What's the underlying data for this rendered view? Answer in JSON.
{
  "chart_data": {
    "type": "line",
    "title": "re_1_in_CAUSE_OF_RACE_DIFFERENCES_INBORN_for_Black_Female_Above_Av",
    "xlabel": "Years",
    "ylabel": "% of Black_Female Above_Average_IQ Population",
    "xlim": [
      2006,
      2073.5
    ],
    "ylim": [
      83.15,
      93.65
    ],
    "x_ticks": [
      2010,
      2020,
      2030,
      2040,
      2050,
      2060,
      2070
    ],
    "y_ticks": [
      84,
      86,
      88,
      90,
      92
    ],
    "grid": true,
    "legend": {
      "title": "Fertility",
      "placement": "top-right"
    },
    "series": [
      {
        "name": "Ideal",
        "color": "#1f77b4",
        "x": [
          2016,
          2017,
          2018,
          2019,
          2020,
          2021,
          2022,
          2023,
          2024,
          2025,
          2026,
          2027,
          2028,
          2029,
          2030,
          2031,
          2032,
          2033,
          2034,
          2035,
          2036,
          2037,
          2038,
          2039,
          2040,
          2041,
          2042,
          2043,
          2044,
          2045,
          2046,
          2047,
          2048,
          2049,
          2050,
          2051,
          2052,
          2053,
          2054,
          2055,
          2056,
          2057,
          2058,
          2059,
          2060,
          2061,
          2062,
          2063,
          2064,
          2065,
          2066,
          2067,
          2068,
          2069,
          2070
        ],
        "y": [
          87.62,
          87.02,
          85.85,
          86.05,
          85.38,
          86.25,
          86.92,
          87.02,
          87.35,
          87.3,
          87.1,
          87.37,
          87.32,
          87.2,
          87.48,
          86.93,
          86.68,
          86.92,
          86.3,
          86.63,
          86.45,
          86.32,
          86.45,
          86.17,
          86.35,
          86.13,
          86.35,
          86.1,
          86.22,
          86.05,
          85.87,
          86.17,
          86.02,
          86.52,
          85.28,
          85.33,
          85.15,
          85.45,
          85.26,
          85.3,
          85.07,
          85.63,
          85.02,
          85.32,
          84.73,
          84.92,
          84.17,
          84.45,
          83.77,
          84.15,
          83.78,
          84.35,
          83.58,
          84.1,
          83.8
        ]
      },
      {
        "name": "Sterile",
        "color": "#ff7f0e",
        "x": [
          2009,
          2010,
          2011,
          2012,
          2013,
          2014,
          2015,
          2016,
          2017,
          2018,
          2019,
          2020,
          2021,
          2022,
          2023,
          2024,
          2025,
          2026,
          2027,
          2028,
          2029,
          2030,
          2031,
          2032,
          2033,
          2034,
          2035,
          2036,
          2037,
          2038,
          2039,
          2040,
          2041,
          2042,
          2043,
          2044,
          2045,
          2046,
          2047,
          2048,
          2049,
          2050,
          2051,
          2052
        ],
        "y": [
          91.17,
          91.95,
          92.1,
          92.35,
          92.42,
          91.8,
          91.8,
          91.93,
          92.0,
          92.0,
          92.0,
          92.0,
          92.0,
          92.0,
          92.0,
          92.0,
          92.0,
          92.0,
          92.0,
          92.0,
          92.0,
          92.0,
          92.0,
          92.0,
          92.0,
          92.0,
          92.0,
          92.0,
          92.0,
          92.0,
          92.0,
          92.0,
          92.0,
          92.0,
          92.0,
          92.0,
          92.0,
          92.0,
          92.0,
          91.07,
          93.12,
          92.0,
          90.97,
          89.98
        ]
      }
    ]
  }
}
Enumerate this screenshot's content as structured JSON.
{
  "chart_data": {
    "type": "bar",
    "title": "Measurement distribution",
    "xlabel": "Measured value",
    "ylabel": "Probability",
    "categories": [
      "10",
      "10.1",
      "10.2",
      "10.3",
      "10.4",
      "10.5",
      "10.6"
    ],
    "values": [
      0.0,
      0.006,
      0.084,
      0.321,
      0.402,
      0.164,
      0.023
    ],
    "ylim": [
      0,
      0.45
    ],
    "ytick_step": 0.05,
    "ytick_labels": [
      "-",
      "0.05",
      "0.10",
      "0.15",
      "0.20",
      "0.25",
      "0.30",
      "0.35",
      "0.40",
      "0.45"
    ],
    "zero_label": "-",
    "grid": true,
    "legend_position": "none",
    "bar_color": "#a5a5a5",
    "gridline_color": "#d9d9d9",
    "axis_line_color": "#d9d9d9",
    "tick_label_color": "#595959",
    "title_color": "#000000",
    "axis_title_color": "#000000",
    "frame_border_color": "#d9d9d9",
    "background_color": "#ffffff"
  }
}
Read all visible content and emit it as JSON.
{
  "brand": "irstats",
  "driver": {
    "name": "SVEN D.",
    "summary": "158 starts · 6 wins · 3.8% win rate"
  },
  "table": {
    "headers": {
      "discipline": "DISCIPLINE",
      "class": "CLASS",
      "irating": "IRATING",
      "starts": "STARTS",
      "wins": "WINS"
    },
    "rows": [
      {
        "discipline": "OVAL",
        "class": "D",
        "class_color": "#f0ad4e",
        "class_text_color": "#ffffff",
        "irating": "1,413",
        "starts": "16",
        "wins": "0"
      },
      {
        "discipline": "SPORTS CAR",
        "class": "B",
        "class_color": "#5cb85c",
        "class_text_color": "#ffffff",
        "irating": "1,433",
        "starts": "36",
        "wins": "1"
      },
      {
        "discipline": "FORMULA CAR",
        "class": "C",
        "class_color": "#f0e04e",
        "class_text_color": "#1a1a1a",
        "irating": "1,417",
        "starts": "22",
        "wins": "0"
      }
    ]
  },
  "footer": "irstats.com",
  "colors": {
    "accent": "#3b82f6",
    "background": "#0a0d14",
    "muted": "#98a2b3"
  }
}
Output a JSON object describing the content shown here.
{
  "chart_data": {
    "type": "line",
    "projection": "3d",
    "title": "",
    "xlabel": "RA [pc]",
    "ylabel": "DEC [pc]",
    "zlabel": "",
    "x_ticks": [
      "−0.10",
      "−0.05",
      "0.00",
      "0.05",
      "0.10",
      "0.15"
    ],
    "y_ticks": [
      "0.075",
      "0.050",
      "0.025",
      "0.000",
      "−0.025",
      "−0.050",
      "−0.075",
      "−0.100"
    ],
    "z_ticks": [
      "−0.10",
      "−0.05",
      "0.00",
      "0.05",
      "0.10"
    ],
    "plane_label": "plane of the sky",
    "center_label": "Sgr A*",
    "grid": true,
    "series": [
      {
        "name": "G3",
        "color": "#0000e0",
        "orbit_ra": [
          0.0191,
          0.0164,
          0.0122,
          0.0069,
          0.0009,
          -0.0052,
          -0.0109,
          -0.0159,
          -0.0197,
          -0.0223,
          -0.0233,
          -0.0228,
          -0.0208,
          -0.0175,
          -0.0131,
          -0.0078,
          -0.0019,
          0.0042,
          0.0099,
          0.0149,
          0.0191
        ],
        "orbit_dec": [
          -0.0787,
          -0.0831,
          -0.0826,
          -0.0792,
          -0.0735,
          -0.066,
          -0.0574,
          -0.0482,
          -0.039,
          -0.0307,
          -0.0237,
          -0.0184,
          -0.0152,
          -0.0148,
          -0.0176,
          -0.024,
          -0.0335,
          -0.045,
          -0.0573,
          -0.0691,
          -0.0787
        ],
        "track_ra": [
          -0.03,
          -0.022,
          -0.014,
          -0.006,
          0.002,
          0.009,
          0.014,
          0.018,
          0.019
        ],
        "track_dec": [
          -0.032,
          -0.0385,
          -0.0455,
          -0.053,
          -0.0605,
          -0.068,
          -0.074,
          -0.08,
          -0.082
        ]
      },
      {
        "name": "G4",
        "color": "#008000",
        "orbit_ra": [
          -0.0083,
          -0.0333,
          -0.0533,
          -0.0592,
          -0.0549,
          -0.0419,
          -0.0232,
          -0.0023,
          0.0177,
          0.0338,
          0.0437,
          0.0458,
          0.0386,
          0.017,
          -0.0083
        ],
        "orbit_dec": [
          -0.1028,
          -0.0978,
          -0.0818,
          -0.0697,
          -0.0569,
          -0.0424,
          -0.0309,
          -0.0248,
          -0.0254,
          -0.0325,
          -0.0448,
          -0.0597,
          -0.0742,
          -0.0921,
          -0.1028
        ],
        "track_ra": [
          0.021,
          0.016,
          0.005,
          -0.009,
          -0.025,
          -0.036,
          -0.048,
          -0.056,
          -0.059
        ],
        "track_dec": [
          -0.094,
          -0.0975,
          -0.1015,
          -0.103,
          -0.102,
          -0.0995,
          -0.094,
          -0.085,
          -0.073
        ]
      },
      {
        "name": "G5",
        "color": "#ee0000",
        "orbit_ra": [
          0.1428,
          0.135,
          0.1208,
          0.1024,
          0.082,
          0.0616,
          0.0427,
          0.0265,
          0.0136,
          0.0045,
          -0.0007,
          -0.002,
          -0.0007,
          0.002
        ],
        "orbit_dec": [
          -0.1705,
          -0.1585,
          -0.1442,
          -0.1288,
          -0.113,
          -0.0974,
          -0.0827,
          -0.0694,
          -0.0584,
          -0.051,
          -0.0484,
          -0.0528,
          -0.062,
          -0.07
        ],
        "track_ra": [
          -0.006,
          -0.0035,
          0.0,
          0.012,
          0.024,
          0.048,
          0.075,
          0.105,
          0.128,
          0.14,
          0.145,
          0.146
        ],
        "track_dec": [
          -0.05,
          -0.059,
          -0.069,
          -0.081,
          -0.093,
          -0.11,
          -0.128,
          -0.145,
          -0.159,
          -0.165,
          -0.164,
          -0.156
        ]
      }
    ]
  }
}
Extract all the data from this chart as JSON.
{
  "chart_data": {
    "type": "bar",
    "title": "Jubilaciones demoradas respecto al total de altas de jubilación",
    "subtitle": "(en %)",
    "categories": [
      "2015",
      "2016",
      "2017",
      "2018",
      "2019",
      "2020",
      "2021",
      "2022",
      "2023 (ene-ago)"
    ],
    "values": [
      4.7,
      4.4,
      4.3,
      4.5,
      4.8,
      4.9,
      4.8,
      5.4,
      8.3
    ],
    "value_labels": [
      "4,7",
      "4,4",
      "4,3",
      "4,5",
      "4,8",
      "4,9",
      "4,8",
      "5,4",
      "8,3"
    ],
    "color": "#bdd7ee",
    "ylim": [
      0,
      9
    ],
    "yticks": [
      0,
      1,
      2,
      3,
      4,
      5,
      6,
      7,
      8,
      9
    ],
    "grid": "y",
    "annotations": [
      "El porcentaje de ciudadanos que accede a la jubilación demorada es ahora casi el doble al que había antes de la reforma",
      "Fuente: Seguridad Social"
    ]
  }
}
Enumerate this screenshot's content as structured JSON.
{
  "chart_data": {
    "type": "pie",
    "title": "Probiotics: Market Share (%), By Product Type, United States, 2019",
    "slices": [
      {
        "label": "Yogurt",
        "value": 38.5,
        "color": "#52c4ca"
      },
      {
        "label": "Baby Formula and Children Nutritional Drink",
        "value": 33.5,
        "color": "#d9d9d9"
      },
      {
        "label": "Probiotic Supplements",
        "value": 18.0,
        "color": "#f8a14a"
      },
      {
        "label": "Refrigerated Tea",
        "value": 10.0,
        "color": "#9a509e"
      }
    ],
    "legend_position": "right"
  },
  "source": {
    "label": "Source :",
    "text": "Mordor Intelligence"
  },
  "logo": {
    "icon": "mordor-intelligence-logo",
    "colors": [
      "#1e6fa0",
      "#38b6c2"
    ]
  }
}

**TASK PROMPT:** Locate each line containing the string "wins" and show it.

**THE RESULT:**
    "summary": "158 starts · 6 wins · 3.8% win rate"
      "wins": "WINS"
        "wins": "0"
        "wins": "1"
        "wins": "0"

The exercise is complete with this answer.